=== Texto ===

Estava chegando aqui no Brasil o professor Peri Lopes, um psicólogo argentino que montou aqui um instituto de investigação profissional e eu fiz, fui lá e fiz todos os testes. E ele me disse o seguinte: “ô Fernando, você dá pra ser algumas coisas, não advogado. Você daria pra ser arquiteto, você daria pra ser escritor, você daria pra ser jornalista, você daria pra ser é pintor”. Se você juntar tudo disso aí que o Peri Lopes me falou, vai dar na televisão mesmo, acaba na televisão. A minha experiência, o meu começo todo foi esse. Na verdade, sempre fui uma pessoa de criação, fui muito criativo, eu criei mais de cem programas.

Quero dizer, acredito que eu tenha sido a pessoa no Brasil e no mundo que tenha criado o maior número possível de programas. Porque criar cem séries de programas é uma coisa, realmente é uma cobrança. Também, num país de terceiro mundo! No primeiro mundo, você cria duas, três séries de programas, por exemplo, nos Estados Unidos, e vive o resto da sua vida à custas disso. Aqui no Brasil, não!

Tem que batalhar e criar coisas novas!

VPK: Fale um pouco dos programas que você criou.

FBL: Nós criamos o Preto no Branco, que foi um programa muito interessante, que era um programa de entrevistas. O Sargentelli falava as perguntas em voz off. O Sargentelli nunca criou qualquer tipo de pergunta, as perguntas eram escritas. A gente perguntava, por exemplo: “faça uma pergunta pro Stanislaw Ponte Preta”.

===

Tarefa curta A | Transcreva na íntegra o depoimento acima, sem alterar nada.

=== Registros exibidos ===

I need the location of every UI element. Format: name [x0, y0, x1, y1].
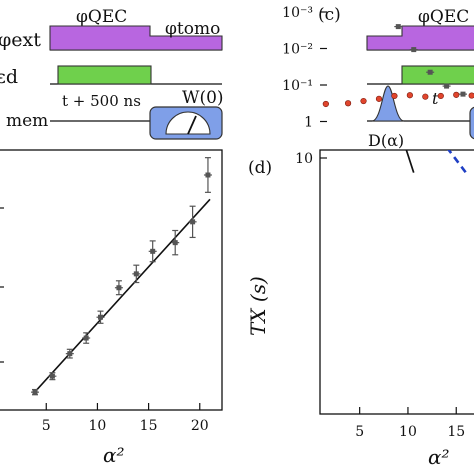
eps-d-label: εd — [0, 66, 18, 88]
plot-d-red-point — [344, 100, 352, 107]
plot-d-point — [459, 91, 467, 97]
plot-d-xtick-label-0: 5 — [355, 424, 364, 440]
drive-time-label-c: t — [432, 89, 439, 108]
plot-b-point — [48, 372, 57, 381]
plot-d-ytick-label-3: 10⁻² — [282, 42, 313, 58]
drive-pulse-c — [401, 65, 474, 85]
pulse-sequence-c: φQEC t D(α) — [366, 7, 474, 150]
plot-b-point — [188, 205, 197, 239]
plot-d-red-point — [422, 93, 429, 100]
mem-label: mem — [6, 111, 48, 131]
plot-d-ytick-label-4: 10⁻³ — [282, 5, 313, 21]
plot-d-red-point — [360, 97, 367, 105]
plot-b-point — [132, 264, 141, 284]
plot-d-red-point — [322, 100, 329, 108]
displacement-label: D(α) — [368, 131, 404, 150]
phi-qec-label-a: φQEC — [76, 7, 127, 27]
plot-d-red-point — [437, 92, 444, 100]
plot-d-red-point — [406, 92, 413, 99]
plot-d-ylabel: TX (s) — [246, 276, 270, 336]
plot-d-point — [394, 24, 403, 30]
flux-pulse-c — [366, 25, 474, 51]
readout-box-c — [469, 106, 474, 140]
plot-b-xtick-label-2: 15 — [140, 418, 158, 434]
plot-b-xtick-label-0: 5 — [42, 418, 51, 434]
plot-b-point — [148, 240, 157, 263]
phi-qec-label-c: φQEC — [418, 7, 469, 27]
plot-d-xlabel: α² — [428, 445, 450, 469]
plot-b-point — [203, 157, 212, 193]
plot-b-frame — [0, 149, 223, 411]
panel-label-d: (d) — [248, 158, 272, 178]
plot-d-red-point — [468, 92, 474, 99]
plot-b-point — [114, 280, 123, 296]
plot-d-xtick-label-2: 15 — [447, 424, 465, 440]
plot-b-fit-line — [34, 198, 211, 393]
plot-d-point — [409, 47, 418, 53]
flux-pulse-a — [49, 25, 223, 51]
plot-d-red-point — [375, 95, 383, 102]
plot-b-point — [96, 310, 105, 324]
displacement-pulse — [371, 85, 405, 122]
plot-b-point — [171, 229, 180, 256]
plot-d-ytick-label-2: 10⁻¹ — [282, 78, 313, 94]
plot-d-frame — [319, 149, 474, 415]
measurement-meter-icon — [149, 106, 223, 140]
plot-b: 5 10 15 20 α² — [0, 149, 223, 467]
plot-b-xlabel: α² — [103, 443, 125, 467]
plot-d-red-point — [391, 92, 398, 100]
plot-d-point — [442, 83, 451, 89]
drive-pulse-a — [57, 65, 152, 85]
plot-b-point — [31, 388, 39, 396]
plot-d-ytick-label-1: 1 — [304, 115, 313, 131]
pulse-sequence-a: φQEC φtomo φext εd t + 500 ns mem W(0) — [0, 7, 224, 140]
plot-d-ytick-label-0: 10 — [295, 151, 313, 167]
plot-d-red-point — [453, 91, 460, 98]
phi-tomo-label: φtomo — [165, 19, 220, 39]
drive-time-label-a: t + 500 ns — [62, 92, 141, 110]
wigner-label: W(0) — [182, 88, 224, 108]
plot-b-xtick-label-1: 10 — [89, 418, 107, 434]
plot-b-xtick-label-3: 20 — [191, 418, 209, 434]
plot-b-point — [82, 332, 91, 344]
panel-label-c: (c) — [318, 5, 341, 25]
plot-d-xtick-label-1: 10 — [399, 424, 417, 440]
plot-d-point — [426, 69, 435, 75]
plot-b-point — [65, 348, 74, 359]
phi-ext-label: φext — [0, 29, 41, 51]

===

Tarefa curta B | Reproduza palavra por palavra somente o trecho dos registros acima que vai da linha que contém "eps-d-label: εd — [0, 66, 18, 88]" até a linha que contém "plot-d-red-point — [391, 92, 398, 100]", incluindo essas duas linhas.

Resposta final A |
Estava chegando aqui no Brasil o professor Peri Lopes, um psicólogo argentino que montou aqui um instituto de investigação profissional e eu fiz, fui lá e fiz todos os testes. E ele me disse o seguinte: “ô Fernando, você dá pra ser algumas coisas, não advogado. Você daria pra ser arquiteto, você daria pra ser escritor, você daria pra ser jornalista, você daria pra ser é pintor”. Se você juntar tudo disso aí que o Peri Lopes me falou, vai dar na televisão mesmo, acaba na televisão. A minha experiência, o meu começo todo foi esse. Na verdade, sempre fui uma pessoa de criação, fui muito criativo, eu criei mais de cem programas.

Quero dizer, acredito que eu tenha sido a pessoa no Brasil e no mundo que tenha criado o maior número possível de programas. Porque criar cem séries de programas é uma coisa, realmente é uma cobrança. Também, num país de terceiro mundo! No primeiro mundo, você cria duas, três séries de programas, por exemplo, nos Estados Unidos, e vive o resto da sua vida à custas disso. Aqui no Brasil, não!

Tem que batalhar e criar coisas novas!

VPK: Fale um pouco dos programas que você criou.

FBL: Nós criamos o Preto no Branco, que foi um programa muito interessante, que era um programa de entrevistas. O Sargentelli falava as perguntas em voz off. O Sargentelli nunca criou qualquer tipo de pergunta, as perguntas eram escritas. A gente perguntava, por exemplo: “faça uma pergunta pro Stanislaw Ponte Preta”.

Resposta final B |
eps-d-label: εd — [0, 66, 18, 88]
plot-d-red-point — [344, 100, 352, 107]
plot-d-point — [459, 91, 467, 97]
plot-d-xtick-label-0: 5 — [355, 424, 364, 440]
drive-time-label-c: t — [432, 89, 439, 108]
plot-b-point — [48, 372, 57, 381]
plot-d-ytick-label-3: 10⁻² — [282, 42, 313, 58]
drive-pulse-c — [401, 65, 474, 85]
pulse-sequence-c: φQEC t D(α) — [366, 7, 474, 150]
plot-b-point — [188, 205, 197, 239]
plot-d-red-point — [422, 93, 429, 100]
mem-label: mem — [6, 111, 48, 131]
plot-d-ytick-label-4: 10⁻³ — [282, 5, 313, 21]
plot-d-red-point — [360, 97, 367, 105]
plot-b-point — [132, 264, 141, 284]
plot-d-red-point — [322, 100, 329, 108]
displacement-label: D(α) — [368, 131, 404, 150]
phi-qec-label-a: φQEC — [76, 7, 127, 27]
plot-d-red-point — [437, 92, 444, 100]
plot-d-red-point — [406, 92, 413, 99]
plot-d-ylabel: TX (s) — [246, 276, 270, 336]
plot-d-point — [394, 24, 403, 30]
flux-pulse-c — [366, 25, 474, 51]
readout-box-c — [469, 106, 474, 140]
plot-b-xtick-label-2: 15 — [140, 418, 158, 434]
plot-b-xtick-label-0: 5 — [42, 418, 51, 434]
plot-b-point — [148, 240, 157, 263]
phi-qec-label-c: φQEC — [418, 7, 469, 27]
plot-d-xlabel: α² — [428, 445, 450, 469]
plot-b-point — [203, 157, 212, 193]
plot-b-frame — [0, 149, 223, 411]
panel-label-d: (d) — [248, 158, 272, 178]
plot-d-red-point — [468, 92, 474, 99]
plot-b-point — [114, 280, 123, 296]
plot-d-xtick-label-2: 15 — [447, 424, 465, 440]
plot-b-fit-line — [34, 198, 211, 393]
plot-d-point — [409, 47, 418, 53]
flux-pulse-a — [49, 25, 223, 51]
plot-d-red-point — [375, 95, 383, 102]
plot-b-point — [96, 310, 105, 324]
displacement-pulse — [371, 85, 405, 122]
plot-b-point — [171, 229, 180, 256]
plot-d-ytick-label-2: 10⁻¹ — [282, 78, 313, 94]
plot-d-frame — [319, 149, 474, 415]
measurement-meter-icon — [149, 106, 223, 140]
plot-b: 5 10 15 20 α² — [0, 149, 223, 467]
plot-b-xlabel: α² — [103, 443, 125, 467]
plot-d-red-point — [391, 92, 398, 100]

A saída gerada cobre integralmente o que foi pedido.